● Records for this task
*** Block opens ***

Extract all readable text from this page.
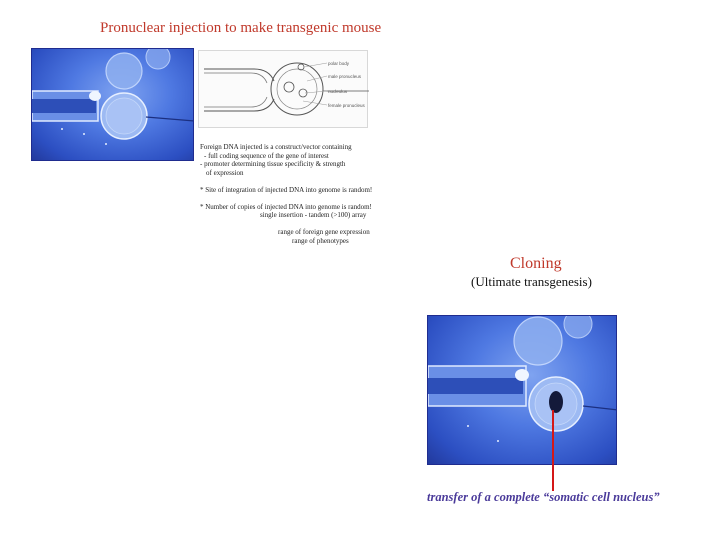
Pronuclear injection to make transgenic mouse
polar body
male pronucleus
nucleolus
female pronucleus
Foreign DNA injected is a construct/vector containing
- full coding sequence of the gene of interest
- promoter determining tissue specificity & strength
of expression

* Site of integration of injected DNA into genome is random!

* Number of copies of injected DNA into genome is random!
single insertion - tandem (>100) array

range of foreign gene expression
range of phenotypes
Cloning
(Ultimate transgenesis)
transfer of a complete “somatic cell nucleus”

*** Block closes ***
*** Block opens ***

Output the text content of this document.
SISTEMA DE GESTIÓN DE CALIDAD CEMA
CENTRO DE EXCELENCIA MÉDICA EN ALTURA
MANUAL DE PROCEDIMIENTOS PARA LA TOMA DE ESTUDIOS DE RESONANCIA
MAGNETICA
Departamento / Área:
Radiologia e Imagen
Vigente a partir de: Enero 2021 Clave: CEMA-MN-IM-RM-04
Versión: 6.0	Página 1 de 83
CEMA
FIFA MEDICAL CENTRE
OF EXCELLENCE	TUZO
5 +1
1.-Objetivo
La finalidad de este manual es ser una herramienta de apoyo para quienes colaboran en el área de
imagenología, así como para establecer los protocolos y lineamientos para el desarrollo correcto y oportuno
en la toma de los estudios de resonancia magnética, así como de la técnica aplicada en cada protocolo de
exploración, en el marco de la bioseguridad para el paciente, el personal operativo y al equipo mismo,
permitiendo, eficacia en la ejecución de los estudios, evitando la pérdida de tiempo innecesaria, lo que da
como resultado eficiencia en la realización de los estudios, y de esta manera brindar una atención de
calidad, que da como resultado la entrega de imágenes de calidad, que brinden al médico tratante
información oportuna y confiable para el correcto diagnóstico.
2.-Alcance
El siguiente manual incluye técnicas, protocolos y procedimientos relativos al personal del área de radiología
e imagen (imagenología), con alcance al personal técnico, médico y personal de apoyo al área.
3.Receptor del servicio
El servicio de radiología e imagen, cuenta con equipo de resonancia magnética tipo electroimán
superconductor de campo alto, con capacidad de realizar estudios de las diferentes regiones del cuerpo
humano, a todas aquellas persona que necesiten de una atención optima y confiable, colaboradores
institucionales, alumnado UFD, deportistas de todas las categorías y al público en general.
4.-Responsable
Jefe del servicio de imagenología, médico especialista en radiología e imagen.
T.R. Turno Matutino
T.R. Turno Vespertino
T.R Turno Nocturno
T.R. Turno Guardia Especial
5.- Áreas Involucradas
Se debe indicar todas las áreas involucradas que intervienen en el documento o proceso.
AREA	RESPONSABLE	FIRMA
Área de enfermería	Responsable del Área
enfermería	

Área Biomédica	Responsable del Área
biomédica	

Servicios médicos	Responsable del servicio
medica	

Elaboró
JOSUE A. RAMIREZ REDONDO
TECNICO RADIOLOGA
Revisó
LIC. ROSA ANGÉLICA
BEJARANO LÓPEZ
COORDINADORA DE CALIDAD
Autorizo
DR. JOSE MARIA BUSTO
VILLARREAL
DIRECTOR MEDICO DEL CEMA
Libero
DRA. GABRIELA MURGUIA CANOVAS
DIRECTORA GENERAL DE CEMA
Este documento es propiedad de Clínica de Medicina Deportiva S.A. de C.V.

*** Block closes ***

● Task
Search the lines above for the string "radiología" and copy each line that has it.

● Exercise result
El siguiente manual incluye técnicas, protocolos y procedimientos relativos al personal del área de radiología
El servicio de radiología e imagen, cuenta con equipo de resonancia magnética tipo electroimán
Jefe del servicio de imagenología, médico especialista en radiología e imagen.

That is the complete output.